● Problem to solve: Here are some records; return them all exactly.

● Task data:
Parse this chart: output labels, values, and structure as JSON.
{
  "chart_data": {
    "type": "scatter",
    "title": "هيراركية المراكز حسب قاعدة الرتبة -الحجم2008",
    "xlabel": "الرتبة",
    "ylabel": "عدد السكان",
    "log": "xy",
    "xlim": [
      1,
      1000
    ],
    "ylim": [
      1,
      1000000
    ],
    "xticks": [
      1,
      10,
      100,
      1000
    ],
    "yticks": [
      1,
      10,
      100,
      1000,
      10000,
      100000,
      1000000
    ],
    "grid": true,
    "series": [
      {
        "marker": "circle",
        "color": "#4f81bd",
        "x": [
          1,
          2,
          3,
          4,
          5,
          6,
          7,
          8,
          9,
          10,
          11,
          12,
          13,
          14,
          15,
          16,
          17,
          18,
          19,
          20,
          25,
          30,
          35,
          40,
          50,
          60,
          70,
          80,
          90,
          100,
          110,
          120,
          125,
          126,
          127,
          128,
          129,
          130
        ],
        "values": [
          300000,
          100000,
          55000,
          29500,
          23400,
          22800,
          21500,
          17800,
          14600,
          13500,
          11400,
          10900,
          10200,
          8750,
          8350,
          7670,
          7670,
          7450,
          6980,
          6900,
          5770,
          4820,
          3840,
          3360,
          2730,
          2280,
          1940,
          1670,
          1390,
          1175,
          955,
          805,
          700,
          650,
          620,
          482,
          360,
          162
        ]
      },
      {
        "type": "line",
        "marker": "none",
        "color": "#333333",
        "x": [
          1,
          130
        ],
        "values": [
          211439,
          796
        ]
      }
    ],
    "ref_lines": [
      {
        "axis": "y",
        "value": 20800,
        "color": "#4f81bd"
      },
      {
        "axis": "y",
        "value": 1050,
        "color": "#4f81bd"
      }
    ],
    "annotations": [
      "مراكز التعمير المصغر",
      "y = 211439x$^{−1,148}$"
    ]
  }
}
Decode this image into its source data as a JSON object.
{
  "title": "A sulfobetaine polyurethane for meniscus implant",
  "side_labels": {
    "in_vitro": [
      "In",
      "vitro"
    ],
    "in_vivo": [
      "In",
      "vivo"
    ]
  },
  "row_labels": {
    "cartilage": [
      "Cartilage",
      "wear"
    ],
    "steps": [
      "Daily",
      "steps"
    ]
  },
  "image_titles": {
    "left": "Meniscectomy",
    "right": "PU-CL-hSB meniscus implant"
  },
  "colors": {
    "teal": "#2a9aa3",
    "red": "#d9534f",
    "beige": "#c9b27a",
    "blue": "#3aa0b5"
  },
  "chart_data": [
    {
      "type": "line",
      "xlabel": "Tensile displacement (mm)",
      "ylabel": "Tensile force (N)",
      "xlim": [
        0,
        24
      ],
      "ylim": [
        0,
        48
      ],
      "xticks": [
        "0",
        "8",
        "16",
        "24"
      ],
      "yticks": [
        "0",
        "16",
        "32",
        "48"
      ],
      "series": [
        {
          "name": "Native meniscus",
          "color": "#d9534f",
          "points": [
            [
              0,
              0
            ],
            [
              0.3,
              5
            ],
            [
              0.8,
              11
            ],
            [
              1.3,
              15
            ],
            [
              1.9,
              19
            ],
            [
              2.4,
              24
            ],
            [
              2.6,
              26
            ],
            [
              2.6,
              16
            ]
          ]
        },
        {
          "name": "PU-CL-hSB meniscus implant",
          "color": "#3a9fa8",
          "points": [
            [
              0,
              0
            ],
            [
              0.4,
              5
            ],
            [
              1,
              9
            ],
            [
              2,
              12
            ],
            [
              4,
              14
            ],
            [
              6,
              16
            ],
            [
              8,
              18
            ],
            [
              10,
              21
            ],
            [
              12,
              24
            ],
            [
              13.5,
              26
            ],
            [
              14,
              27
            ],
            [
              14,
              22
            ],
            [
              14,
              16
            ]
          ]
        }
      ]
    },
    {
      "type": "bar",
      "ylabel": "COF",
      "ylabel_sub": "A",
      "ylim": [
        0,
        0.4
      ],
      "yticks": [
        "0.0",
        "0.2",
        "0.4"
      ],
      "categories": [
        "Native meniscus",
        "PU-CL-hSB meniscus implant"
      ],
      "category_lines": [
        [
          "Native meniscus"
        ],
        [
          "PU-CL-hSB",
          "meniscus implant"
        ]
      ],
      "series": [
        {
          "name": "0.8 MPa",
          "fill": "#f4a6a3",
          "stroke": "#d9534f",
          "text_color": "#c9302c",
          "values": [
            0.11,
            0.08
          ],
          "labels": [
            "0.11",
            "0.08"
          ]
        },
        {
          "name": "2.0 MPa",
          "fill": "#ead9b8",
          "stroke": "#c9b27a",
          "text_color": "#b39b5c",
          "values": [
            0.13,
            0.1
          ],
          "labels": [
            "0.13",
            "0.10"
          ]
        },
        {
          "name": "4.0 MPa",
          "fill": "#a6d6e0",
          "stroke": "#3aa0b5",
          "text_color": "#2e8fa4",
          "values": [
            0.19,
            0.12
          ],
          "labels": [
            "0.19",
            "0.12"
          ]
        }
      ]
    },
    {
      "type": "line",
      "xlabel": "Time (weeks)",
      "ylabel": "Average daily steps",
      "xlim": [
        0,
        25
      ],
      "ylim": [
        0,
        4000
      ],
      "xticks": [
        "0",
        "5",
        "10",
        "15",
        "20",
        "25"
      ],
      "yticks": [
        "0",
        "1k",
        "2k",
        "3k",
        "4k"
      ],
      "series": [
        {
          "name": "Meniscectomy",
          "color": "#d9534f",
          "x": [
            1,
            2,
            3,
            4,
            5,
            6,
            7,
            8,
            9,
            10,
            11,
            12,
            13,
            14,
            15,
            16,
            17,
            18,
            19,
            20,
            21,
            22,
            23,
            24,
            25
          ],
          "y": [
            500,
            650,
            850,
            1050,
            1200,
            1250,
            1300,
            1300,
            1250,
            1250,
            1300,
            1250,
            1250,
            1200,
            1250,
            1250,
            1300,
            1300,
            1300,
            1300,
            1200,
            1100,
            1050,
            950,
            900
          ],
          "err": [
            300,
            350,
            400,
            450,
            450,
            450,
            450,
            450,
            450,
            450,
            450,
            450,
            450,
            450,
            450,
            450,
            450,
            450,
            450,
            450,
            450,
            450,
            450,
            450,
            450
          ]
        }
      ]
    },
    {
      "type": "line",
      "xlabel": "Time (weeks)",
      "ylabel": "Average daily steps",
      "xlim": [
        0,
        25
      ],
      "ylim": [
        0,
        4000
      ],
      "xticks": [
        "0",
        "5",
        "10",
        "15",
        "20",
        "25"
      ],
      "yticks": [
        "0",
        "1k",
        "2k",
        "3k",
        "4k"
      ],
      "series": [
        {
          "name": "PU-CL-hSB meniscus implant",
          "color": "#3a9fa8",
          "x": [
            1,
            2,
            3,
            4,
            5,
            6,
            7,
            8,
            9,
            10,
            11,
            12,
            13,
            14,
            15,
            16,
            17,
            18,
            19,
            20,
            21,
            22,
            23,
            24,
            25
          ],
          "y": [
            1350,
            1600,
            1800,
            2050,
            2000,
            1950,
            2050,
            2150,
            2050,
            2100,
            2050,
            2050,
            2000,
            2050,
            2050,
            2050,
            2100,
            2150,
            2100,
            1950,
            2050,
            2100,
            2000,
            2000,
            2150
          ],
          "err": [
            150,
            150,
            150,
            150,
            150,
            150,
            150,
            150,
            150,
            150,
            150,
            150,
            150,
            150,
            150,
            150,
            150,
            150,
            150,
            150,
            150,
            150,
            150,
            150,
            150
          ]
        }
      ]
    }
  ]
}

● Solution to the exercise:
Parse this chart: output labels, values, and structure as JSON.
{
  "chart_data": {
    "type": "scatter",
    "title": "هيراركية المراكز حسب قاعدة الرتبة -الحجم2008",
    "xlabel": "الرتبة",
    "ylabel": "عدد السكان",
    "log": "xy",
    "xlim": [
      1,
      1000
    ],
    "ylim": [
      1,
      1000000
    ],
    "xticks": [
      1,
      10,
      100,
      1000
    ],
    "yticks": [
      1,
      10,
      100,
      1000,
      10000,
      100000,
      1000000
    ],
    "grid": true,
    "series": [
      {
        "marker": "circle",
        "color": "#4f81bd",
        "x": [
          1,
          2,
          3,
          4,
          5,
          6,
          7,
          8,
          9,
          10,
          11,
          12,
          13,
          14,
          15,
          16,
          17,
          18,
          19,
          20,
          25,
          30,
          35,
          40,
          50,
          60,
          70,
          80,
          90,
          100,
          110,
          120,
          125,
          126,
          127,
          128,
          129,
          130
        ],
        "values": [
          300000,
          100000,
          55000,
          29500,
          23400,
          22800,
          21500,
          17800,
          14600,
          13500,
          11400,
          10900,
          10200,
          8750,
          8350,
          7670,
          7670,
          7450,
          6980,
          6900,
          5770,
          4820,
          3840,
          3360,
          2730,
          2280,
          1940,
          1670,
          1390,
          1175,
          955,
          805,
          700,
          650,
          620,
          482,
          360,
          162
        ]
      },
      {
        "type": "line",
        "marker": "none",
        "color": "#333333",
        "x": [
          1,
          130
        ],
        "values": [
          211439,
          796
        ]
      }
    ],
    "ref_lines": [
      {
        "axis": "y",
        "value": 20800,
        "color": "#4f81bd"
      },
      {
        "axis": "y",
        "value": 1050,
        "color": "#4f81bd"
      }
    ],
    "annotations": [
      "مراكز التعمير المصغر",
      "y = 211439x$^{−1,148}$"
    ]
  }
}
Decode this image into its source data as a JSON object.
{
  "title": "A sulfobetaine polyurethane for meniscus implant",
  "side_labels": {
    "in_vitro": [
      "In",
      "vitro"
    ],
    "in_vivo": [
      "In",
      "vivo"
    ]
  },
  "row_labels": {
    "cartilage": [
      "Cartilage",
      "wear"
    ],
    "steps": [
      "Daily",
      "steps"
    ]
  },
  "image_titles": {
    "left": "Meniscectomy",
    "right": "PU-CL-hSB meniscus implant"
  },
  "colors": {
    "teal": "#2a9aa3",
    "red": "#d9534f",
    "beige": "#c9b27a",
    "blue": "#3aa0b5"
  },
  "chart_data": [
    {
      "type": "line",
      "xlabel": "Tensile displacement (mm)",
      "ylabel": "Tensile force (N)",
      "xlim": [
        0,
        24
      ],
      "ylim": [
        0,
        48
      ],
      "xticks": [
        "0",
        "8",
        "16",
        "24"
      ],
      "yticks": [
        "0",
        "16",
        "32",
        "48"
      ],
      "series": [
        {
          "name": "Native meniscus",
          "color": "#d9534f",
          "points": [
            [
              0,
              0
            ],
            [
              0.3,
              5
            ],
            [
              0.8,
              11
            ],
            [
              1.3,
              15
            ],
            [
              1.9,
              19
            ],
            [
              2.4,
              24
            ],
            [
              2.6,
              26
            ],
            [
              2.6,
              16
            ]
          ]
        },
        {
          "name": "PU-CL-hSB meniscus implant",
          "color": "#3a9fa8",
          "points": [
            [
              0,
              0
            ],
            [
              0.4,
              5
            ],
            [
              1,
              9
            ],
            [
              2,
              12
            ],
            [
              4,
              14
            ],
            [
              6,
              16
            ],
            [
              8,
              18
            ],
            [
              10,
              21
            ],
            [
              12,
              24
            ],
            [
              13.5,
              26
            ],
            [
              14,
              27
            ],
            [
              14,
              22
            ],
            [
              14,
              16
            ]
          ]
        }
      ]
    },
    {
      "type": "bar",
      "ylabel": "COF",
      "ylabel_sub": "A",
      "ylim": [
        0,
        0.4
      ],
      "yticks": [
        "0.0",
        "0.2",
        "0.4"
      ],
      "categories": [
        "Native meniscus",
        "PU-CL-hSB meniscus implant"
      ],
      "category_lines": [
        [
          "Native meniscus"
        ],
        [
          "PU-CL-hSB",
          "meniscus implant"
        ]
      ],
      "series": [
        {
          "name": "0.8 MPa",
          "fill": "#f4a6a3",
          "stroke": "#d9534f",
          "text_color": "#c9302c",
          "values": [
            0.11,
            0.08
          ],
          "labels": [
            "0.11",
            "0.08"
          ]
        },
        {
          "name": "2.0 MPa",
          "fill": "#ead9b8",
          "stroke": "#c9b27a",
          "text_color": "#b39b5c",
          "values": [
            0.13,
            0.1
          ],
          "labels": [
            "0.13",
            "0.10"
          ]
        },
        {
          "name": "4.0 MPa",
          "fill": "#a6d6e0",
          "stroke": "#3aa0b5",
          "text_color": "#2e8fa4",
          "values": [
            0.19,
            0.12
          ],
          "labels": [
            "0.19",
            "0.12"
          ]
        }
      ]
    },
    {
      "type": "line",
      "xlabel": "Time (weeks)",
      "ylabel": "Average daily steps",
      "xlim": [
        0,
        25
      ],
      "ylim": [
        0,
        4000
      ],
      "xticks": [
        "0",
        "5",
        "10",
        "15",
        "20",
        "25"
      ],
      "yticks": [
        "0",
        "1k",
        "2k",
        "3k",
        "4k"
      ],
      "series": [
        {
          "name": "Meniscectomy",
          "color": "#d9534f",
          "x": [
            1,
            2,
            3,
            4,
            5,
            6,
            7,
            8,
            9,
            10,
            11,
            12,
            13,
            14,
            15,
            16,
            17,
            18,
            19,
            20,
            21,
            22,
            23,
            24,
            25
          ],
          "y": [
            500,
            650,
            850,
            1050,
            1200,
            1250,
            1300,
            1300,
            1250,
            1250,
            1300,
            1250,
            1250,
            1200,
            1250,
            1250,
            1300,
            1300,
            1300,
            1300,
            1200,
            1100,
            1050,
            950,
            900
          ],
          "err": [
            300,
            350,
            400,
            450,
            450,
            450,
            450,
            450,
            450,
            450,
            450,
            450,
            450,
            450,
            450,
            450,
            450,
            450,
            450,
            450,
            450,
            450,
            450,
            450,
            450
          ]
        }
      ]
    },
    {
      "type": "line",
      "xlabel": "Time (weeks)",
      "ylabel": "Average daily steps",
      "xlim": [
        0,
        25
      ],
      "ylim": [
        0,
        4000
      ],
      "xticks": [
        "0",
        "5",
        "10",
        "15",
        "20",
        "25"
      ],
      "yticks": [
        "0",
        "1k",
        "2k",
        "3k",
        "4k"
      ],
      "series": [
        {
          "name": "PU-CL-hSB meniscus implant",
          "color": "#3a9fa8",
          "x": [
            1,
            2,
            3,
            4,
            5,
            6,
            7,
            8,
            9,
            10,
            11,
            12,
            13,
            14,
            15,
            16,
            17,
            18,
            19,
            20,
            21,
            22,
            23,
            24,
            25
          ],
          "y": [
            1350,
            1600,
            1800,
            2050,
            2000,
            1950,
            2050,
            2150,
            2050,
            2100,
            2050,
            2050,
            2000,
            2050,
            2050,
            2050,
            2100,
            2150,
            2100,
            1950,
            2050,
            2100,
            2000,
            2000,
            2150
          ],
          "err": [
            150,
            150,
            150,
            150,
            150,
            150,
            150,
            150,
            150,
            150,
            150,
            150,
            150,
            150,
            150,
            150,
            150,
            150,
            150,
            150,
            150,
            150,
            150,
            150,
            150
          ]
        }
      ]
    }
  ]
}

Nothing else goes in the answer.